§ TASK:
Give the material once more, word for word, without any images.

[Records excerpted from a collection]

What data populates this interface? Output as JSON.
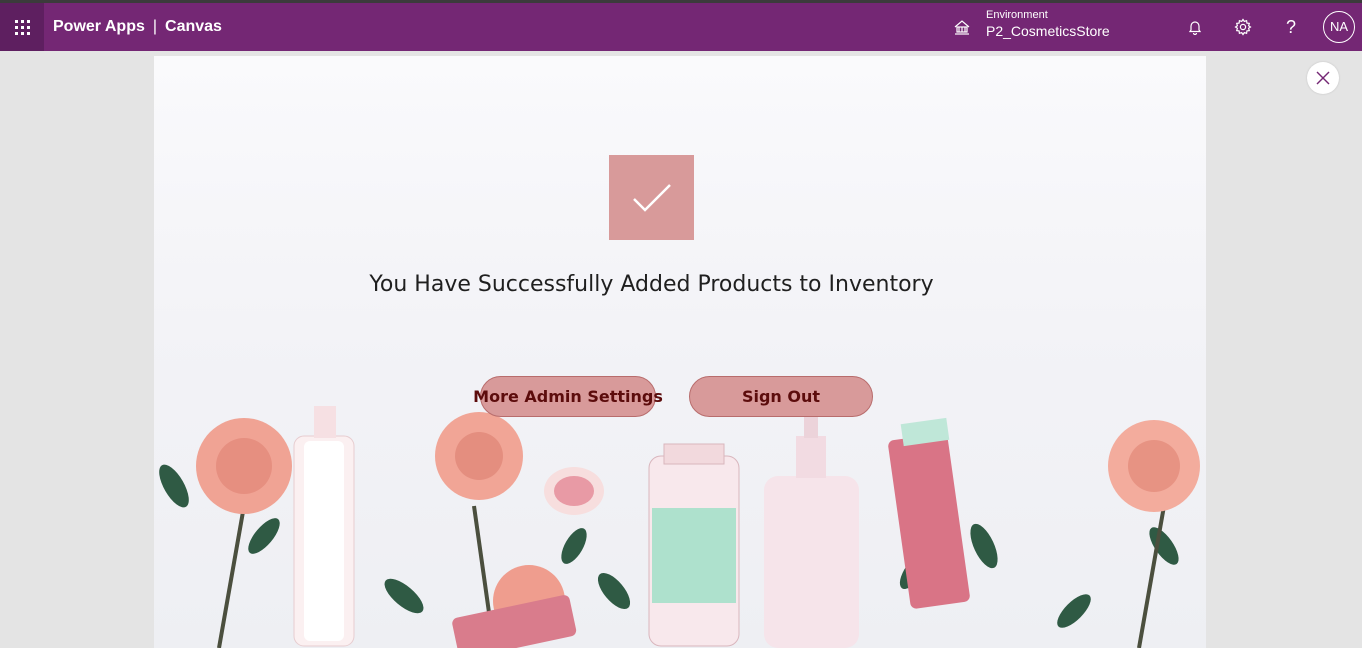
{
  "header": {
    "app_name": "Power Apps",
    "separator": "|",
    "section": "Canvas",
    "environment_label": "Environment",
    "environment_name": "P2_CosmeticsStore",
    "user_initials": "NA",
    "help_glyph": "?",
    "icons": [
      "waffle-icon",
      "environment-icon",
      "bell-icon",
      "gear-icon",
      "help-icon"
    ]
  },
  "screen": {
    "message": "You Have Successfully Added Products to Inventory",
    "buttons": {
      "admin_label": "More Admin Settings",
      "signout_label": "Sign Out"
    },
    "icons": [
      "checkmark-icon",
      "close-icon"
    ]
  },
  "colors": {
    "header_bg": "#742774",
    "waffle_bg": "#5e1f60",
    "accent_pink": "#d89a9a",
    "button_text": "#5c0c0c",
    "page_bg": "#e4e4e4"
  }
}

§ THE OUTPUT:
What data populates this interface? Output as JSON.
{
  "header": {
    "app_name": "Power Apps",
    "separator": "|",
    "section": "Canvas",
    "environment_label": "Environment",
    "environment_name": "P2_CosmeticsStore",
    "user_initials": "NA",
    "help_glyph": "?",
    "icons": [
      "waffle-icon",
      "environment-icon",
      "bell-icon",
      "gear-icon",
      "help-icon"
    ]
  },
  "screen": {
    "message": "You Have Successfully Added Products to Inventory",
    "buttons": {
      "admin_label": "More Admin Settings",
      "signout_label": "Sign Out"
    },
    "icons": [
      "checkmark-icon",
      "close-icon"
    ]
  },
  "colors": {
    "header_bg": "#742774",
    "waffle_bg": "#5e1f60",
    "accent_pink": "#d89a9a",
    "button_text": "#5c0c0c",
    "page_bg": "#e4e4e4"
  }
}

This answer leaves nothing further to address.